:: TASK INPUT
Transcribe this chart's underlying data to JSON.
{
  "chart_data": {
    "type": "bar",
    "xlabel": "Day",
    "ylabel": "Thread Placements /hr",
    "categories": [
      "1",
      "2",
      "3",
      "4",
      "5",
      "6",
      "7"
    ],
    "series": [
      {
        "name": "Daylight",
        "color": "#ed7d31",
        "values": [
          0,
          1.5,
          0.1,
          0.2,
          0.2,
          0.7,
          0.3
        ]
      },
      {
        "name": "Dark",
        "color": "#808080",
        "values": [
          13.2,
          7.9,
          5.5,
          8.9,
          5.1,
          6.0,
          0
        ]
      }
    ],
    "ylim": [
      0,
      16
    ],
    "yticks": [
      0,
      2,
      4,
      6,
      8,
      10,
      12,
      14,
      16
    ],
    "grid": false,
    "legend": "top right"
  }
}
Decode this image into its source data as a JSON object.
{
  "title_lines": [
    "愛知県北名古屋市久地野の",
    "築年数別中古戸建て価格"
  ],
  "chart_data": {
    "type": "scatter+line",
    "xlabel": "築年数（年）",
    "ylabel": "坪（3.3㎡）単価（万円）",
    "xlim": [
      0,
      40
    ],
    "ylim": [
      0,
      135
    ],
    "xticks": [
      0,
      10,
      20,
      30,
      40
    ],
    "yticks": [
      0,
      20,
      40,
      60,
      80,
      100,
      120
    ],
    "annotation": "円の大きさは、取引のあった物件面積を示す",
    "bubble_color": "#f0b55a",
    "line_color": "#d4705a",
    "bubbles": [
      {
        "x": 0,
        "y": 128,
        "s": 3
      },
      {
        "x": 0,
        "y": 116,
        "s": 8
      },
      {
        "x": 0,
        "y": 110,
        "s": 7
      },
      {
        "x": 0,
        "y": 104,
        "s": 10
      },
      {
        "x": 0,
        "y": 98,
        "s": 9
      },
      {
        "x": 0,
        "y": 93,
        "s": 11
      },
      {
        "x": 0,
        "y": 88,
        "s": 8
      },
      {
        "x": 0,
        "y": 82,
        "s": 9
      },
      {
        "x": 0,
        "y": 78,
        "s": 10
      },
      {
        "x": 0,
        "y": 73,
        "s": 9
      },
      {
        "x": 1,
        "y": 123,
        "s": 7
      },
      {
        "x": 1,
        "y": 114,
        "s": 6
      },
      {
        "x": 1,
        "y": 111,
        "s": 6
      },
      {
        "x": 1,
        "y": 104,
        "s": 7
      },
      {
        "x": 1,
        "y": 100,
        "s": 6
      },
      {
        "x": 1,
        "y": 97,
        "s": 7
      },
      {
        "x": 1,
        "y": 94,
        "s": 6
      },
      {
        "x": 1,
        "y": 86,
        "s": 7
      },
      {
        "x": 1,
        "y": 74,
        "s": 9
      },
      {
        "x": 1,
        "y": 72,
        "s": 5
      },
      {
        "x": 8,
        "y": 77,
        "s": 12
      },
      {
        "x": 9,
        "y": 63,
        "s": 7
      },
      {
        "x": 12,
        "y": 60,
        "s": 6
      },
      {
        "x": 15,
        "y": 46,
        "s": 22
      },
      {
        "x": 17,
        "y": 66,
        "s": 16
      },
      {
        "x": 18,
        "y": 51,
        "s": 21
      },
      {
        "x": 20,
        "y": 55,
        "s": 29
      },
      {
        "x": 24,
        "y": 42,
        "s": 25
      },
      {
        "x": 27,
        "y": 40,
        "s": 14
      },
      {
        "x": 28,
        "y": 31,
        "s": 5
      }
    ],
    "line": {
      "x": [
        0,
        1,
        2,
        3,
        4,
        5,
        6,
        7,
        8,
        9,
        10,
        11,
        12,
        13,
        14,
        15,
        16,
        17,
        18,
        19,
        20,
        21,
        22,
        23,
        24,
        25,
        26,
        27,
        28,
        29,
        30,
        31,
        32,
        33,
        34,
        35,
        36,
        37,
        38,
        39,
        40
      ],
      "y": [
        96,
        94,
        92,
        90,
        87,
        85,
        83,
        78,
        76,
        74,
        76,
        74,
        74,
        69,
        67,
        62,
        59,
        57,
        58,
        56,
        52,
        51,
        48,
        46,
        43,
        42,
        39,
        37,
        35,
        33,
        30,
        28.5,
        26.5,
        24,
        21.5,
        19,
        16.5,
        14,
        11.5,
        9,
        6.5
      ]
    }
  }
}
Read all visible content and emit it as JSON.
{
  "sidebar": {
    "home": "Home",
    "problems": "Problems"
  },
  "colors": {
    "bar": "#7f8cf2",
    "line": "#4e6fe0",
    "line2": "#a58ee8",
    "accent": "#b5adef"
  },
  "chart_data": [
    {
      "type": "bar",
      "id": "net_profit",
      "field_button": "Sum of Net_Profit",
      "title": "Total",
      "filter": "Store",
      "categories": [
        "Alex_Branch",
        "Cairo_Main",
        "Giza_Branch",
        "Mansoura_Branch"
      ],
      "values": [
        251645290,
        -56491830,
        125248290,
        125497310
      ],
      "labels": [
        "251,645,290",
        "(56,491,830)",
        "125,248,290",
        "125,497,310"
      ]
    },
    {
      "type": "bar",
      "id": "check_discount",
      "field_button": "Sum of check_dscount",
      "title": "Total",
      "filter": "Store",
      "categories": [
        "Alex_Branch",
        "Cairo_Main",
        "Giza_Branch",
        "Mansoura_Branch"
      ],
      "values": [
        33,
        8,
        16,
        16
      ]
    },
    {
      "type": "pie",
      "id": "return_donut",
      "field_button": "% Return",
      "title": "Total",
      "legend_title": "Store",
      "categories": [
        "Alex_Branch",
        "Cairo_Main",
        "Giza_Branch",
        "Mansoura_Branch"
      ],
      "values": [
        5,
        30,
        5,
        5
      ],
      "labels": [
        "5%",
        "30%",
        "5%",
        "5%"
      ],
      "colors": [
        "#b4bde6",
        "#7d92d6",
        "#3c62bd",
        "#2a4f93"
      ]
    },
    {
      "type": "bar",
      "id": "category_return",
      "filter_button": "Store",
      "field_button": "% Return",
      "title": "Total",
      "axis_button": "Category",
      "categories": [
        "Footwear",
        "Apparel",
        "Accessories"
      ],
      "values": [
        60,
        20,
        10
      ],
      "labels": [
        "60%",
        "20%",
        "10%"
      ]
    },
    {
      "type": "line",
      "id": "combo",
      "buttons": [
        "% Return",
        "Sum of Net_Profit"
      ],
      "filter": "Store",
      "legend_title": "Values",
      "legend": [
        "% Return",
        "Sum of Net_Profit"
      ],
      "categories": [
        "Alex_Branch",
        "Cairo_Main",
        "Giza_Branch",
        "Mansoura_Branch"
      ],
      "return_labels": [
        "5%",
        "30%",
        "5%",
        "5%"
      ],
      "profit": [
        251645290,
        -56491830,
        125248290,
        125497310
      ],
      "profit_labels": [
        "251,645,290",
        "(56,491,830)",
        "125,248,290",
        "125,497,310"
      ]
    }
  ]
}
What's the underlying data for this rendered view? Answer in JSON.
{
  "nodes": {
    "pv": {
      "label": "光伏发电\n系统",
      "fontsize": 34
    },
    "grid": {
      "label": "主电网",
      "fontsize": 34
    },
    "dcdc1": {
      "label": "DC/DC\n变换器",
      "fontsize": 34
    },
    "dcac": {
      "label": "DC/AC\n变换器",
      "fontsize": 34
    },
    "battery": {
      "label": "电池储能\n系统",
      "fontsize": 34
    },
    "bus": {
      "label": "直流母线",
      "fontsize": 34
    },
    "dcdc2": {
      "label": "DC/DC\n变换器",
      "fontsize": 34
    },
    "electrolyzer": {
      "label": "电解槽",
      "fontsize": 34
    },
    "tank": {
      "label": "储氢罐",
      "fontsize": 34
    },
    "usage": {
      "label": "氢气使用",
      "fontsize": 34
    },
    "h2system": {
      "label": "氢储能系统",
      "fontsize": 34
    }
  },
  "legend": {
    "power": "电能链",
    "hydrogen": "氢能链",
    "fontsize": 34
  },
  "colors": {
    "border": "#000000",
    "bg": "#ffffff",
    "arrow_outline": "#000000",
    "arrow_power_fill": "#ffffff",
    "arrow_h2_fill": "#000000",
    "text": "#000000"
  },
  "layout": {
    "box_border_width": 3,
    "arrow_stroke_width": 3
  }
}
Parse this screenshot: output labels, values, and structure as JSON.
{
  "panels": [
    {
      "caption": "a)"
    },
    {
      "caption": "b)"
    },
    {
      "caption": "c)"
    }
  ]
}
::::
» **WHAT THE TASK ASKS**
In the entries above, find the line containing "Parse this screenshot: output". Set down that line and every line after it through the last one, exactly and alone.

» **RESPONSE FOR THIS EXERCISE**
Parse this screenshot: output labels, values, and structure as JSON.
{
  "panels": [
    {
      "caption": "a)"
    },
    {
      "caption": "b)"
    },
    {
      "caption": "c)"
    }
  ]
}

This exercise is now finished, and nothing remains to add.